(Labeled box records)
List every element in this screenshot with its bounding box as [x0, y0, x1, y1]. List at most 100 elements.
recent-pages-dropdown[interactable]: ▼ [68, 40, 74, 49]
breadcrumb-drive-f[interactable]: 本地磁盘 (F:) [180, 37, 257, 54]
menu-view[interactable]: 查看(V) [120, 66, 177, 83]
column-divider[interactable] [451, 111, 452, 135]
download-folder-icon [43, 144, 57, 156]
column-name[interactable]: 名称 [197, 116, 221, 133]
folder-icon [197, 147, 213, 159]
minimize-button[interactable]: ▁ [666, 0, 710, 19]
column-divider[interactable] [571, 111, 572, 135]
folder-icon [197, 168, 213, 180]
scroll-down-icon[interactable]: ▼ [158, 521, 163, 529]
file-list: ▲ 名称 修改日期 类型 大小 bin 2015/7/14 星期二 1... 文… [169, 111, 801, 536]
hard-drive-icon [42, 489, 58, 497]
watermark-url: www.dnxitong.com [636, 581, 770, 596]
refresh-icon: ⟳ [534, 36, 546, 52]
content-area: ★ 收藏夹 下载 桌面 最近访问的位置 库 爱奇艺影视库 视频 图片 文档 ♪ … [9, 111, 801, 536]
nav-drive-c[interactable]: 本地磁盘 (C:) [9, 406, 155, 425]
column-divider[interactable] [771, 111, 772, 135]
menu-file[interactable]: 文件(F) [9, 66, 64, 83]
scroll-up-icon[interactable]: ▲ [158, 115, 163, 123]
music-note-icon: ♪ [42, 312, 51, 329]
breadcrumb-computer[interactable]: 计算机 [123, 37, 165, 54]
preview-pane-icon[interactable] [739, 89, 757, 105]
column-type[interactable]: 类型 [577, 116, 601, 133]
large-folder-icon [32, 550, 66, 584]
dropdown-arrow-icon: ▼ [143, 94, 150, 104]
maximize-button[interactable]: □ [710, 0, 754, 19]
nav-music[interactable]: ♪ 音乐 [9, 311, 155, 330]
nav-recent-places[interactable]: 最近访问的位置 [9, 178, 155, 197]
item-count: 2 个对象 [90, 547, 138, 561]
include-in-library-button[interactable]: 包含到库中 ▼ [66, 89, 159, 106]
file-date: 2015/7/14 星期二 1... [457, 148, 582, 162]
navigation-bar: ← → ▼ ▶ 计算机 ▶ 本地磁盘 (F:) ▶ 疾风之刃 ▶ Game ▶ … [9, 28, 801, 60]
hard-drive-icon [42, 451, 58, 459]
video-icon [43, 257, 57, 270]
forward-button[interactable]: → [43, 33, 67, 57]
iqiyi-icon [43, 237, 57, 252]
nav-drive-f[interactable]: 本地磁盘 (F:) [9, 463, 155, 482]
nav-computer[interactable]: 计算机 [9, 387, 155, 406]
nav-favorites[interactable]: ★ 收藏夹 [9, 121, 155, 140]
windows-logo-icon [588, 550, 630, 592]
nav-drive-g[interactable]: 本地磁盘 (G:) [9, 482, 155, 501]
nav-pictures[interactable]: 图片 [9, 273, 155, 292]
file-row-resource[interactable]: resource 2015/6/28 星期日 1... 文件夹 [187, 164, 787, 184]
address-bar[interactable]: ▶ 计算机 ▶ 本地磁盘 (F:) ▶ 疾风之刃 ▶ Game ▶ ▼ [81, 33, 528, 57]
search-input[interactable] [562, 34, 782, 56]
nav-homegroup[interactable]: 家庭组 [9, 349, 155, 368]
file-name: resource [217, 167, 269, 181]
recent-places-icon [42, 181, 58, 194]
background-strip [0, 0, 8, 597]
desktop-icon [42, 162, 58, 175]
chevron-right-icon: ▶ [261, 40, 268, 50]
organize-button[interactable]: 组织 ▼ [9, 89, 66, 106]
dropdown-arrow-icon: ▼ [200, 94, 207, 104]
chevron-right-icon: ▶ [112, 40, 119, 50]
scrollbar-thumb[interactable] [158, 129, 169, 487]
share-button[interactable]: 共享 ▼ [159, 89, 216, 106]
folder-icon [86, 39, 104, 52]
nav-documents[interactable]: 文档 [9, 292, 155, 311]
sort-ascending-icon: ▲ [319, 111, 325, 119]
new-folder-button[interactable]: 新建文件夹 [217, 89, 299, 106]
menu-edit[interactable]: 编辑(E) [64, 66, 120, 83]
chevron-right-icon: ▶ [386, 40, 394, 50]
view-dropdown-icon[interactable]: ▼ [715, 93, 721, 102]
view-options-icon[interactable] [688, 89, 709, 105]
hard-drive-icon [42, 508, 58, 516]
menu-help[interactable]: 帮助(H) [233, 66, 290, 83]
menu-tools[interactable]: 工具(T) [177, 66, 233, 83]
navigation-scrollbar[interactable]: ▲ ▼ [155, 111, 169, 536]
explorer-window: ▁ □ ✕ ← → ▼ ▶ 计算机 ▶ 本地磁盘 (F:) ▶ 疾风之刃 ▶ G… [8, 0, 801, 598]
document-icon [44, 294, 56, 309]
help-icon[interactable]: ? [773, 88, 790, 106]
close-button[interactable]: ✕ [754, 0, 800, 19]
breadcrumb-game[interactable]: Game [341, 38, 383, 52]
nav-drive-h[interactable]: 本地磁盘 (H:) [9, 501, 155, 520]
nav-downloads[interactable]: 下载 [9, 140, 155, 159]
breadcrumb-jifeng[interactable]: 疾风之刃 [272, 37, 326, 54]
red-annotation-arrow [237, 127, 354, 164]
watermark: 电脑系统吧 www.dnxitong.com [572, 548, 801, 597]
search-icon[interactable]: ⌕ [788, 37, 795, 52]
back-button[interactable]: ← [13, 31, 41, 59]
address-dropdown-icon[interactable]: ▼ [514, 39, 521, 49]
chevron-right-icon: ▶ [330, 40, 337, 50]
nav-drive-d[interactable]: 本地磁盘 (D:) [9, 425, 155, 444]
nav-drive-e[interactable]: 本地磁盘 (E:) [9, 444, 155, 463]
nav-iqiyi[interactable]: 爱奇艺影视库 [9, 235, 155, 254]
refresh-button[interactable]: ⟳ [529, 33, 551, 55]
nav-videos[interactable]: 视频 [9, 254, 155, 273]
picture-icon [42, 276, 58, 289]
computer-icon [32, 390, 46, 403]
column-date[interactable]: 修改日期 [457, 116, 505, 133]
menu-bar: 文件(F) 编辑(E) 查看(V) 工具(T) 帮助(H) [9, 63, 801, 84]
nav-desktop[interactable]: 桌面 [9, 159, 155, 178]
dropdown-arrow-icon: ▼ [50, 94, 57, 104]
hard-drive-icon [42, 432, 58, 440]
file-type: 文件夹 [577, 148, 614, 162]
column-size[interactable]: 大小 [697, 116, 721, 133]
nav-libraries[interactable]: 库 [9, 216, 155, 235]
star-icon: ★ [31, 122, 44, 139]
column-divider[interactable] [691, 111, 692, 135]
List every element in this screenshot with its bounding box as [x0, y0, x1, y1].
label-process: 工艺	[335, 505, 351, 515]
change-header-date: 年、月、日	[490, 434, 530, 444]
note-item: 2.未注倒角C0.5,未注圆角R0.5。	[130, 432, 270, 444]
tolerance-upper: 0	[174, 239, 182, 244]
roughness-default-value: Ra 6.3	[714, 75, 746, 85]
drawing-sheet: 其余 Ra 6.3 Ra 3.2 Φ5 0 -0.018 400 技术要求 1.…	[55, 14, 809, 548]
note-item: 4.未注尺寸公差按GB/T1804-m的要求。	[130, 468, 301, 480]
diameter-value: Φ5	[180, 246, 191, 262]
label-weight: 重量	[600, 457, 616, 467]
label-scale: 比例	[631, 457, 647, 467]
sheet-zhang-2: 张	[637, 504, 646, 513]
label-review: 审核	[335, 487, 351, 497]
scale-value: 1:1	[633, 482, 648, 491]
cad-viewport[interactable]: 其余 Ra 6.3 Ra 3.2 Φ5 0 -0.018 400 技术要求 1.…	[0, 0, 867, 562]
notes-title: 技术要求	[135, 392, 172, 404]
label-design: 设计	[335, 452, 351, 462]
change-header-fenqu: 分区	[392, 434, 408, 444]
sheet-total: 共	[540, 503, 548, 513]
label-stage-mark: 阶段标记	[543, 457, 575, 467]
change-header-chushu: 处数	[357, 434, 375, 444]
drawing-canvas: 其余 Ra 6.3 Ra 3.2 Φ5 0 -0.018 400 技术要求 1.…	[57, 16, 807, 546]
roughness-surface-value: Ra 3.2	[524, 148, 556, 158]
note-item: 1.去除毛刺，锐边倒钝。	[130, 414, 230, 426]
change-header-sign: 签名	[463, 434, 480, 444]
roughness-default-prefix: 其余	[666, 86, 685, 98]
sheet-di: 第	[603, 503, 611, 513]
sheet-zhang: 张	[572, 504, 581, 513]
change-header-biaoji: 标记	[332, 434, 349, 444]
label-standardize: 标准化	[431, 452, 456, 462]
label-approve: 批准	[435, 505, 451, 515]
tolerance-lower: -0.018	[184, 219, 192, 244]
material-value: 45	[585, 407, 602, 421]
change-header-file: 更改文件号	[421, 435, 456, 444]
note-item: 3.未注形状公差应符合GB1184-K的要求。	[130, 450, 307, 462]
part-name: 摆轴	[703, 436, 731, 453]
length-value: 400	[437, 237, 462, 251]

* [Work to complete]: Gather each line of the labeled box records above that contains the string "computer".

* [Correct answer]:
breadcrumb-computer[interactable]: 计算机 [123, 37, 165, 54]
nav-computer[interactable]: 计算机 [9, 387, 155, 406]
computer-icon [32, 390, 46, 403]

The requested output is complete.